-- Work to be completed --
Return the records exactly as they are.

Items from a dataset:
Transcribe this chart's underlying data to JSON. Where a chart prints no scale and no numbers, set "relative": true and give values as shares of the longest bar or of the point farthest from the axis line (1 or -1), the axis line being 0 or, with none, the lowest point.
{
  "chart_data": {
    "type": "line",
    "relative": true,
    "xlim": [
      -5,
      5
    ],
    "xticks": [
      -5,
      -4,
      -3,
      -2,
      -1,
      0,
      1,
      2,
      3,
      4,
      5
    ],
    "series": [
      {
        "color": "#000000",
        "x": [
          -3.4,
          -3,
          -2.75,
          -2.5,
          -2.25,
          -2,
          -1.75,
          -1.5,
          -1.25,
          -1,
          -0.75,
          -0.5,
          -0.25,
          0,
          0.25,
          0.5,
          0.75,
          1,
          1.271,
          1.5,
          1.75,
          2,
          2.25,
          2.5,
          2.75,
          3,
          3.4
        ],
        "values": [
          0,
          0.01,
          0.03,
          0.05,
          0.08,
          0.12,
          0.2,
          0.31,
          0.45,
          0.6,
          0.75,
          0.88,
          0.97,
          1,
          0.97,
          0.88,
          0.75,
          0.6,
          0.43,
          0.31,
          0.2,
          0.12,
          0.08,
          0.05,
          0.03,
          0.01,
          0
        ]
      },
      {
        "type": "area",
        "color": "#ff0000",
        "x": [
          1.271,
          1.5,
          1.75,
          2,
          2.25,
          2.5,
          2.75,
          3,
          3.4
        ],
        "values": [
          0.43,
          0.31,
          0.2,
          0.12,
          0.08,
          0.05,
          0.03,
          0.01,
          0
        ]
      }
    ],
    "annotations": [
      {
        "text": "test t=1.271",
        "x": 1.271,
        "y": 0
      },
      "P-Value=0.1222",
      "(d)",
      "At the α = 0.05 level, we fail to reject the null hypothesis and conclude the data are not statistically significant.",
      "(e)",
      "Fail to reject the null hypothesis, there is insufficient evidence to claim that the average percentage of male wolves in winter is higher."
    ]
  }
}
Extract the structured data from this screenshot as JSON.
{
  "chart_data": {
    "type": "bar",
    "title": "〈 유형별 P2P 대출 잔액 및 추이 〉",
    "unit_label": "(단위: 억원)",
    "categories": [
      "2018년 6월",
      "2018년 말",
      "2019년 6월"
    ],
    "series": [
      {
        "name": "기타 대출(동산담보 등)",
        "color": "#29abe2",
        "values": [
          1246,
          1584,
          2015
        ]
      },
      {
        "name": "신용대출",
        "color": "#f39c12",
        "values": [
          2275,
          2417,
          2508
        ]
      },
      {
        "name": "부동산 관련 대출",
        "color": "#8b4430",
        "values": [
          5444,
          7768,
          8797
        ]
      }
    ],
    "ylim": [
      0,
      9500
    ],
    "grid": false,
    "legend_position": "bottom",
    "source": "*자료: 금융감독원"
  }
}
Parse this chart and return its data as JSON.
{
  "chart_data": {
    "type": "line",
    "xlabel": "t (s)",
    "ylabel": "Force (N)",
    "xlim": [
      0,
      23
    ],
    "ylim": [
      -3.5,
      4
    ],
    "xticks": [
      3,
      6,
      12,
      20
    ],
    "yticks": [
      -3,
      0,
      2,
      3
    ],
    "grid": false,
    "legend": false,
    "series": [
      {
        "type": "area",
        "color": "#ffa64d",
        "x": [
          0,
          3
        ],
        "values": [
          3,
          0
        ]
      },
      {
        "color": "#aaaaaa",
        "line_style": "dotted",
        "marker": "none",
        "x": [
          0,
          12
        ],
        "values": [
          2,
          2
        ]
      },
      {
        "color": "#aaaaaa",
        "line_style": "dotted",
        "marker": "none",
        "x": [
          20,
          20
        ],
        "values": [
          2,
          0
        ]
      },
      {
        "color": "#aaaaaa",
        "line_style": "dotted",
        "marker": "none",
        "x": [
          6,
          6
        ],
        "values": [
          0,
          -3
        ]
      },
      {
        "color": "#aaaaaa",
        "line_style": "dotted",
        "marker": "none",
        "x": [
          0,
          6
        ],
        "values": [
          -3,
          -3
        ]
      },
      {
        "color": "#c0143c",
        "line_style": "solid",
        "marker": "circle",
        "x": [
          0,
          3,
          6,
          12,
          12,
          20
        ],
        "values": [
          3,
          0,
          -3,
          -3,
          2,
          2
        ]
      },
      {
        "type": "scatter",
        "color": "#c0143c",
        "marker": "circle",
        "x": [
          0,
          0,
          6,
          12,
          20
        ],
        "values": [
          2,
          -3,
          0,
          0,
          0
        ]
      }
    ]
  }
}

-- Completed exercise --
Transcribe this chart's underlying data to JSON. Where a chart prints no scale and no numbers, set "relative": true and give values as shares of the longest bar or of the point farthest from the axis line (1 or -1), the axis line being 0 or, with none, the lowest point.
{
  "chart_data": {
    "type": "line",
    "relative": true,
    "xlim": [
      -5,
      5
    ],
    "xticks": [
      -5,
      -4,
      -3,
      -2,
      -1,
      0,
      1,
      2,
      3,
      4,
      5
    ],
    "series": [
      {
        "color": "#000000",
        "x": [
          -3.4,
          -3,
          -2.75,
          -2.5,
          -2.25,
          -2,
          -1.75,
          -1.5,
          -1.25,
          -1,
          -0.75,
          -0.5,
          -0.25,
          0,
          0.25,
          0.5,
          0.75,
          1,
          1.271,
          1.5,
          1.75,
          2,
          2.25,
          2.5,
          2.75,
          3,
          3.4
        ],
        "values": [
          0,
          0.01,
          0.03,
          0.05,
          0.08,
          0.12,
          0.2,
          0.31,
          0.45,
          0.6,
          0.75,
          0.88,
          0.97,
          1,
          0.97,
          0.88,
          0.75,
          0.6,
          0.43,
          0.31,
          0.2,
          0.12,
          0.08,
          0.05,
          0.03,
          0.01,
          0
        ]
      },
      {
        "type": "area",
        "color": "#ff0000",
        "x": [
          1.271,
          1.5,
          1.75,
          2,
          2.25,
          2.5,
          2.75,
          3,
          3.4
        ],
        "values": [
          0.43,
          0.31,
          0.2,
          0.12,
          0.08,
          0.05,
          0.03,
          0.01,
          0
        ]
      }
    ],
    "annotations": [
      {
        "text": "test t=1.271",
        "x": 1.271,
        "y": 0
      },
      "P-Value=0.1222",
      "(d)",
      "At the α = 0.05 level, we fail to reject the null hypothesis and conclude the data are not statistically significant.",
      "(e)",
      "Fail to reject the null hypothesis, there is insufficient evidence to claim that the average percentage of male wolves in winter is higher."
    ]
  }
}
Extract the structured data from this screenshot as JSON.
{
  "chart_data": {
    "type": "bar",
    "title": "〈 유형별 P2P 대출 잔액 및 추이 〉",
    "unit_label": "(단위: 억원)",
    "categories": [
      "2018년 6월",
      "2018년 말",
      "2019년 6월"
    ],
    "series": [
      {
        "name": "기타 대출(동산담보 등)",
        "color": "#29abe2",
        "values": [
          1246,
          1584,
          2015
        ]
      },
      {
        "name": "신용대출",
        "color": "#f39c12",
        "values": [
          2275,
          2417,
          2508
        ]
      },
      {
        "name": "부동산 관련 대출",
        "color": "#8b4430",
        "values": [
          5444,
          7768,
          8797
        ]
      }
    ],
    "ylim": [
      0,
      9500
    ],
    "grid": false,
    "legend_position": "bottom",
    "source": "*자료: 금융감독원"
  }
}
Parse this chart and return its data as JSON.
{
  "chart_data": {
    "type": "line",
    "xlabel": "t (s)",
    "ylabel": "Force (N)",
    "xlim": [
      0,
      23
    ],
    "ylim": [
      -3.5,
      4
    ],
    "xticks": [
      3,
      6,
      12,
      20
    ],
    "yticks": [
      -3,
      0,
      2,
      3
    ],
    "grid": false,
    "legend": false,
    "series": [
      {
        "type": "area",
        "color": "#ffa64d",
        "x": [
          0,
          3
        ],
        "values": [
          3,
          0
        ]
      },
      {
        "color": "#aaaaaa",
        "line_style": "dotted",
        "marker": "none",
        "x": [
          0,
          12
        ],
        "values": [
          2,
          2
        ]
      },
      {
        "color": "#aaaaaa",
        "line_style": "dotted",
        "marker": "none",
        "x": [
          20,
          20
        ],
        "values": [
          2,
          0
        ]
      },
      {
        "color": "#aaaaaa",
        "line_style": "dotted",
        "marker": "none",
        "x": [
          6,
          6
        ],
        "values": [
          0,
          -3
        ]
      },
      {
        "color": "#aaaaaa",
        "line_style": "dotted",
        "marker": "none",
        "x": [
          0,
          6
        ],
        "values": [
          -3,
          -3
        ]
      },
      {
        "color": "#c0143c",
        "line_style": "solid",
        "marker": "circle",
        "x": [
          0,
          3,
          6,
          12,
          12,
          20
        ],
        "values": [
          3,
          0,
          -3,
          -3,
          2,
          2
        ]
      },
      {
        "type": "scatter",
        "color": "#c0143c",
        "marker": "circle",
        "x": [
          0,
          0,
          6,
          12,
          20
        ],
        "values": [
          2,
          -3,
          0,
          0,
          0
        ]
      }
    ]
  }
}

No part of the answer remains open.